Given instruction
Go through the listing and return every line with "Share" in it.

Exercise data
****
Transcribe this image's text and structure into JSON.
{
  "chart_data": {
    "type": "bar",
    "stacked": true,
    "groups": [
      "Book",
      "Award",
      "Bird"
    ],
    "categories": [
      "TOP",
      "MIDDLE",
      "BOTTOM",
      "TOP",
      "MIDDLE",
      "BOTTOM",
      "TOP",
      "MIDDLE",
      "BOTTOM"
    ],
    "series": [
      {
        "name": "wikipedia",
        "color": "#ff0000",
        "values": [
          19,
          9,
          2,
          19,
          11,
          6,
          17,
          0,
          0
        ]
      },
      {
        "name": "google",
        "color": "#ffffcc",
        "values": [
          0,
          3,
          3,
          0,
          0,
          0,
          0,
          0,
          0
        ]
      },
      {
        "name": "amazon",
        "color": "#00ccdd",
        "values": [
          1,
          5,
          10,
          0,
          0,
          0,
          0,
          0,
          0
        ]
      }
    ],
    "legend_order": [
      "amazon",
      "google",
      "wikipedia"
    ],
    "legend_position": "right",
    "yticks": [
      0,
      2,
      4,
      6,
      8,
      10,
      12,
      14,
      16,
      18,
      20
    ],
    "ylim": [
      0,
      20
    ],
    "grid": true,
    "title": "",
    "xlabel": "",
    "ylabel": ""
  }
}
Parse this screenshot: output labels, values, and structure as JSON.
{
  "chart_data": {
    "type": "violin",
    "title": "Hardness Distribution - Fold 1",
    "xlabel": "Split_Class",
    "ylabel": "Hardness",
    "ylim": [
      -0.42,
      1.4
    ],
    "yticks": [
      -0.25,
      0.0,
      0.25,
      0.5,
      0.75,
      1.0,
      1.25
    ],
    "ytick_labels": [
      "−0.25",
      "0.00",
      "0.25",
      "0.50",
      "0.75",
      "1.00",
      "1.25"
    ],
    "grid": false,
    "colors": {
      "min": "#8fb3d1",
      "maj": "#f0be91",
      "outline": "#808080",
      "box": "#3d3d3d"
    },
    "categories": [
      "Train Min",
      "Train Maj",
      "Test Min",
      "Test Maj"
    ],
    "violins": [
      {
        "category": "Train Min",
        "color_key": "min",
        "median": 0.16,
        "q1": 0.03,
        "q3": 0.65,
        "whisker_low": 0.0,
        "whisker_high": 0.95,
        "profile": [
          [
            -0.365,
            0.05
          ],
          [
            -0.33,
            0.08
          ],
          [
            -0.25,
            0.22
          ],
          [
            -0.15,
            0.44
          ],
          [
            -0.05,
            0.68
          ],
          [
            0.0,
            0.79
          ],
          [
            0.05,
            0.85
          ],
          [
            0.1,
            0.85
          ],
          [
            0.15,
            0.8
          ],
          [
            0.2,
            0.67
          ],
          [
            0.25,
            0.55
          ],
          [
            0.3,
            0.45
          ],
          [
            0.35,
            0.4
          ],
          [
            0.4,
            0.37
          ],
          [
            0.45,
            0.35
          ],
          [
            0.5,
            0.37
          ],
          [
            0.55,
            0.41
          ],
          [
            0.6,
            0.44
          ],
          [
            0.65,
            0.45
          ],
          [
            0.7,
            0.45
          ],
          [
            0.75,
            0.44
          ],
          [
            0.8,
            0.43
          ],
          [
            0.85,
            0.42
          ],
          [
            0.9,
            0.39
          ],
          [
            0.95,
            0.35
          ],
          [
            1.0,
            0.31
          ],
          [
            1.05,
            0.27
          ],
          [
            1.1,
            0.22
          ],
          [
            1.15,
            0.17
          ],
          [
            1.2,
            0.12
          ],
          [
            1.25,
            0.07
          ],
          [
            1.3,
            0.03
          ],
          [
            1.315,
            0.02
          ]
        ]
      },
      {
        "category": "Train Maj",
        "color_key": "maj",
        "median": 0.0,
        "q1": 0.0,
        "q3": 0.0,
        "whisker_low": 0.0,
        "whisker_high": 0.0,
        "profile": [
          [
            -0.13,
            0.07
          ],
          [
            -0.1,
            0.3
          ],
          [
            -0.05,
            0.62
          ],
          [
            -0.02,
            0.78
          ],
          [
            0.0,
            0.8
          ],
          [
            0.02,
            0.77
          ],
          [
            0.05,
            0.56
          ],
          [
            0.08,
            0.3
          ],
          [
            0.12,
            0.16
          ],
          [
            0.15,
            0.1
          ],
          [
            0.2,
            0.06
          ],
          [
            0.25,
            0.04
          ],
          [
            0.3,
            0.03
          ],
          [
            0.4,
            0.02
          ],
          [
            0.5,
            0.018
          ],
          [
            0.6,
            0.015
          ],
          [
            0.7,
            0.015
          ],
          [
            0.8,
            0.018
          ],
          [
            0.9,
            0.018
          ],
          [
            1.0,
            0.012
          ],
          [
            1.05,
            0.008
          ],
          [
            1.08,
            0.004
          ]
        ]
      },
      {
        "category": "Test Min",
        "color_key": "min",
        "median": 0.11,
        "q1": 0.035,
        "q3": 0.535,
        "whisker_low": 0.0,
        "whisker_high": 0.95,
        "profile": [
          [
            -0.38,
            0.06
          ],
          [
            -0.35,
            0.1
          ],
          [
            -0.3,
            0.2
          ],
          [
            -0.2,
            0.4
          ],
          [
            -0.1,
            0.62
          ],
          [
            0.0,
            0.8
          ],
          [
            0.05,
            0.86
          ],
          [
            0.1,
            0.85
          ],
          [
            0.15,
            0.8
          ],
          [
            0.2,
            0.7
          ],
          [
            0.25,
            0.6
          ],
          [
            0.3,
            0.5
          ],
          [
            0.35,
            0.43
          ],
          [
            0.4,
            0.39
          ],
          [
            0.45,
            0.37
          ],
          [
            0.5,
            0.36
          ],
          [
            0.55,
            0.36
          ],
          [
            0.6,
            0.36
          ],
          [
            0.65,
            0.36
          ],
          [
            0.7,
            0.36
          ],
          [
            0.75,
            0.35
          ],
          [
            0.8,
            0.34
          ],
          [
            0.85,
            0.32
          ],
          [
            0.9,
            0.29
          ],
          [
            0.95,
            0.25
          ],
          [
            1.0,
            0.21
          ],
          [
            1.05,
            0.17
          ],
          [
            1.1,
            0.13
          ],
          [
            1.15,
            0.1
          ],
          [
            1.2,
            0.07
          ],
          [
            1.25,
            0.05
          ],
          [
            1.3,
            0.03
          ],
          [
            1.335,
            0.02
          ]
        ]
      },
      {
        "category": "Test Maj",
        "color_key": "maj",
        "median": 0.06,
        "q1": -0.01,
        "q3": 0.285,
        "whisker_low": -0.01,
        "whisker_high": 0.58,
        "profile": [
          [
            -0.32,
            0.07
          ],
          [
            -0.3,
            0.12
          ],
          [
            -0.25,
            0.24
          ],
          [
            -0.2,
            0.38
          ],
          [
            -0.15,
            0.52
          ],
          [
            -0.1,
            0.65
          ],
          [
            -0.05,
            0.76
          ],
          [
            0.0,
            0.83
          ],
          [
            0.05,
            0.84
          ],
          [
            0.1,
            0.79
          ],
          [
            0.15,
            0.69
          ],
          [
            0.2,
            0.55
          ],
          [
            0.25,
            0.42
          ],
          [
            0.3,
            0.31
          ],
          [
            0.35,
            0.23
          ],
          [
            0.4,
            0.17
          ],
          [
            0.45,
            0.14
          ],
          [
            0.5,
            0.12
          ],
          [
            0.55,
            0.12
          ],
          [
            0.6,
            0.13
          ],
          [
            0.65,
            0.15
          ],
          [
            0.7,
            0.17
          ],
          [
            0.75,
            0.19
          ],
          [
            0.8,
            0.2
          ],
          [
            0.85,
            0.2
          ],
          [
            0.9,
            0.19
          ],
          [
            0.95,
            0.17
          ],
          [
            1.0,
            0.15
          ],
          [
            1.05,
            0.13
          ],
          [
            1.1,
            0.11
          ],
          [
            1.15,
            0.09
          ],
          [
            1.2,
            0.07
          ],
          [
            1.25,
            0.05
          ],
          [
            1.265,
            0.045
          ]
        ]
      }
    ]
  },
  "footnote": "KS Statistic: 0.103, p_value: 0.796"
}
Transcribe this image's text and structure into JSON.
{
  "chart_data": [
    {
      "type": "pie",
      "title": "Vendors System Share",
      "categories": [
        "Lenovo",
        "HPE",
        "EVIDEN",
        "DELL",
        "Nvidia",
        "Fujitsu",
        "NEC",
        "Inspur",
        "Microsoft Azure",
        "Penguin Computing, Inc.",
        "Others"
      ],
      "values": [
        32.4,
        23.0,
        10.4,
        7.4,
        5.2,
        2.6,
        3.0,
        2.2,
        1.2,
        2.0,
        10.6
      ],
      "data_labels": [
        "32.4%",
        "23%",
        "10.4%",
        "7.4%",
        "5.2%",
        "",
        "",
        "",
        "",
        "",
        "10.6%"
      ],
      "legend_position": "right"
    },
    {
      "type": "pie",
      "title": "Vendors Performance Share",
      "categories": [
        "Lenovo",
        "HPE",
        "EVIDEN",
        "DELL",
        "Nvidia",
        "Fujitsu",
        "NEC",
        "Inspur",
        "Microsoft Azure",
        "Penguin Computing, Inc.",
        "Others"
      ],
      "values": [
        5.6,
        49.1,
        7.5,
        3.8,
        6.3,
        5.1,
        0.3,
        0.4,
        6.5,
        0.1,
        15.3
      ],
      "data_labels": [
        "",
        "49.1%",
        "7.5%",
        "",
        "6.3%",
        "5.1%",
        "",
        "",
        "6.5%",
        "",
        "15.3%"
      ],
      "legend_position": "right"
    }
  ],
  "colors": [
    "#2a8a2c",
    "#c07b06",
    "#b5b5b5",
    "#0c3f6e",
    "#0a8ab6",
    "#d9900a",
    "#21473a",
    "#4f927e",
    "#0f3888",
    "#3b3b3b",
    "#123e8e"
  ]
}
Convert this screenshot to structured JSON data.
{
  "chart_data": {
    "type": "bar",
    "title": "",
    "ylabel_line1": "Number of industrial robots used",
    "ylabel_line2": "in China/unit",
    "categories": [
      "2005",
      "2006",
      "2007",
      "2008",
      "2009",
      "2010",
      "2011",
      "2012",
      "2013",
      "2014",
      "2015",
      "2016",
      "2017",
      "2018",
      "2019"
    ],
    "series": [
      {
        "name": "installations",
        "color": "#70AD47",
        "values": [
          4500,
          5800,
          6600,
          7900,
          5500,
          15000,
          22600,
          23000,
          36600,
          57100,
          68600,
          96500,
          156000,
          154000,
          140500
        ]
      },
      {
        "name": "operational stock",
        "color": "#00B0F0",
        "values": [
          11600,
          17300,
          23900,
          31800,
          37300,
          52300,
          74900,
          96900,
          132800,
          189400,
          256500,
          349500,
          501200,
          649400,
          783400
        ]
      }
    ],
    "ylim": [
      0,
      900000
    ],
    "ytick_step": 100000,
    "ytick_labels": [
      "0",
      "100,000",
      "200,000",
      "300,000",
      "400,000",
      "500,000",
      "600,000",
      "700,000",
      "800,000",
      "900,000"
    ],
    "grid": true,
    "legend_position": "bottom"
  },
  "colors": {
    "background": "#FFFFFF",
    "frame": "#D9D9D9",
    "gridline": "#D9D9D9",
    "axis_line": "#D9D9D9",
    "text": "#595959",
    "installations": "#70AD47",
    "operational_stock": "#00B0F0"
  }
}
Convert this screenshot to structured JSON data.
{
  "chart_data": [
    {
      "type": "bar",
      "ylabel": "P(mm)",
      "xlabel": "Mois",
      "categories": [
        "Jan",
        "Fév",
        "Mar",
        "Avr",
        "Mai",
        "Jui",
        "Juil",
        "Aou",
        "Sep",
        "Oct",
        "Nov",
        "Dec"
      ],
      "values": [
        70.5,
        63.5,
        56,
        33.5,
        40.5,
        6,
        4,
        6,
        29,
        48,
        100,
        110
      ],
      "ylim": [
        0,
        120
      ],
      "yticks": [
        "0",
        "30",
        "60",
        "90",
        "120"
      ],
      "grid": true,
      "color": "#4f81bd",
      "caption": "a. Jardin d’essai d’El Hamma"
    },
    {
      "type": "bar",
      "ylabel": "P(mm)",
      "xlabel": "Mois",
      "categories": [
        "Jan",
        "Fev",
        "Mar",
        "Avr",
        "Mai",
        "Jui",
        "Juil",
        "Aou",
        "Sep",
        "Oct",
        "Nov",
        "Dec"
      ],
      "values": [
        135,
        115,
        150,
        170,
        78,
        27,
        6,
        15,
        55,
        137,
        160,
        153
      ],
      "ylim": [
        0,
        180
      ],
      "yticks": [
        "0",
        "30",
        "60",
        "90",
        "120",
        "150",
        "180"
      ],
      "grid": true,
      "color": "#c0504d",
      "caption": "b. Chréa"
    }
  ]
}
****
Response
      "title": "Vendors System Share",
      "title": "Vendors Performance Share",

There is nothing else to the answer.